**Dataset items**:

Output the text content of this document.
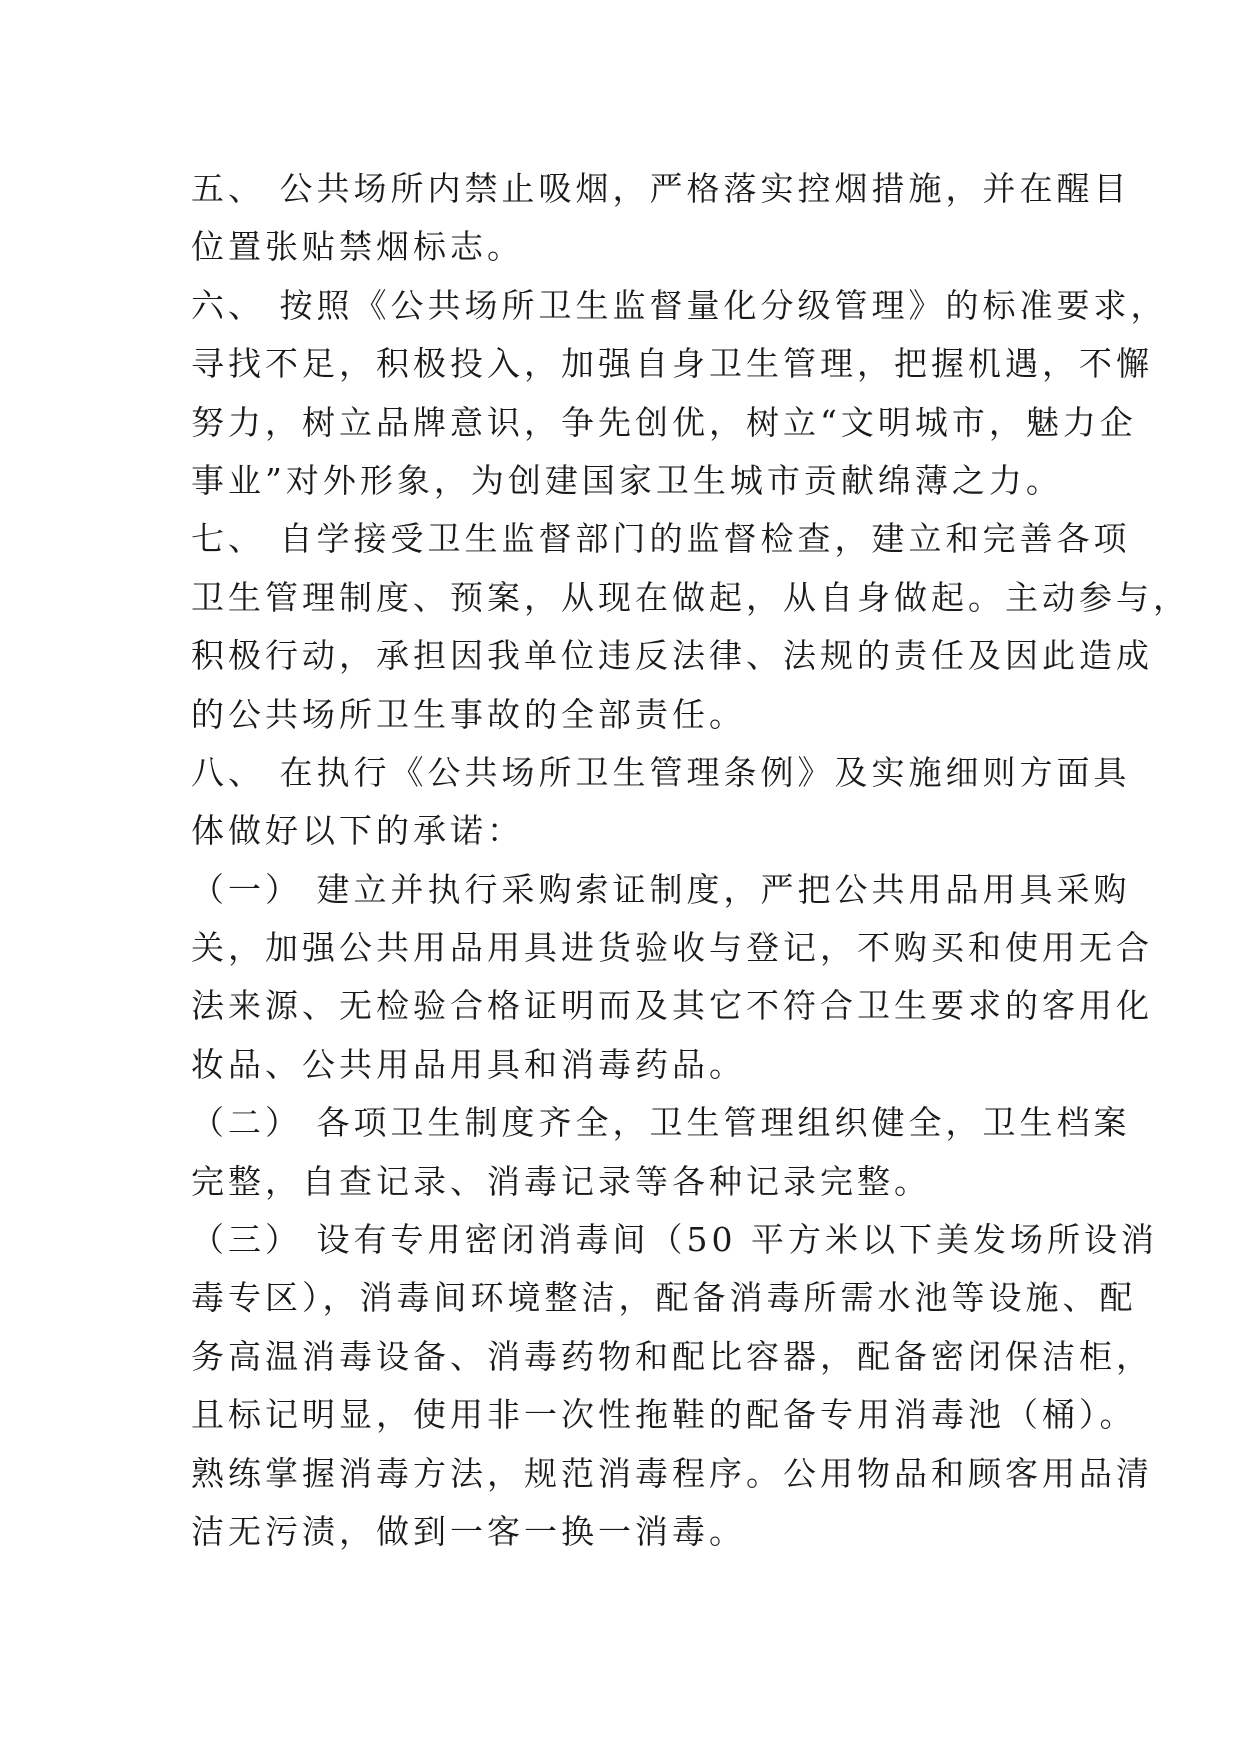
五、 公共场所内禁止吸烟，严格落实控烟措施，并在醒目
位置张贴禁烟标志。
六、 按照《公共场所卫生监督量化分级管理》的标准要求，
寻找不足，积极投入，加强自身卫生管理，把握机遇，不懈
努力，树立品牌意识，争先创优，树立“文明城市，魅力企
事业”对外形象，为创建国家卫生城市贡献绵薄之力。
七、 自学接受卫生监督部门的监督检查，建立和完善各项
卫生管理制度、预案，从现在做起，从自身做起。主动参与，
积极行动，承担因我单位违反法律、法规的责任及因此造成
的公共场所卫生事故的全部责任。
八、 在执行《公共场所卫生管理条例》及实施细则方面具
体做好以下的承诺：
（一） 建立并执行采购索证制度，严把公共用品用具采购
关，加强公共用品用具进货验收与登记，不购买和使用无合
法来源、无检验合格证明而及其它不符合卫生要求的客用化
妆品、公共用品用具和消毒药品。
（二） 各项卫生制度齐全，卫生管理组织健全，卫生档案
完整，自查记录、消毒记录等各种记录完整。
（三） 设有专用密闭消毒间（50 平方米以下美发场所设消
毒专区），消毒间环境整洁，配备消毒所需水池等设施、配
务高温消毒设备、消毒药物和配比容器，配备密闭保洁柜，
且标记明显，使用非一次性拖鞋的配备专用消毒池（桶）。
熟练掌握消毒方法，规范消毒程序。公用物品和顾客用品清
洁无污渍，做到一客一换一消毒。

**The task**: Pictures stay out of the copy; please restate every record above exactly.

**Result of the exercise**:
Output the text content of this document.
五、 公共场所内禁止吸烟，严格落实控烟措施，并在醒目
位置张贴禁烟标志。
六、 按照《公共场所卫生监督量化分级管理》的标准要求，
寻找不足，积极投入，加强自身卫生管理，把握机遇，不懈
努力，树立品牌意识，争先创优，树立“文明城市，魅力企
事业”对外形象，为创建国家卫生城市贡献绵薄之力。
七、 自学接受卫生监督部门的监督检查，建立和完善各项
卫生管理制度、预案，从现在做起，从自身做起。主动参与，
积极行动，承担因我单位违反法律、法规的责任及因此造成
的公共场所卫生事故的全部责任。
八、 在执行《公共场所卫生管理条例》及实施细则方面具
体做好以下的承诺：
（一） 建立并执行采购索证制度，严把公共用品用具采购
关，加强公共用品用具进货验收与登记，不购买和使用无合
法来源、无检验合格证明而及其它不符合卫生要求的客用化
妆品、公共用品用具和消毒药品。
（二） 各项卫生制度齐全，卫生管理组织健全，卫生档案
完整，自查记录、消毒记录等各种记录完整。
（三） 设有专用密闭消毒间（50 平方米以下美发场所设消
毒专区），消毒间环境整洁，配备消毒所需水池等设施、配
务高温消毒设备、消毒药物和配比容器，配备密闭保洁柜，
且标记明显，使用非一次性拖鞋的配备专用消毒池（桶）。
熟练掌握消毒方法，规范消毒程序。公用物品和顾客用品清
洁无污渍，做到一客一换一消毒。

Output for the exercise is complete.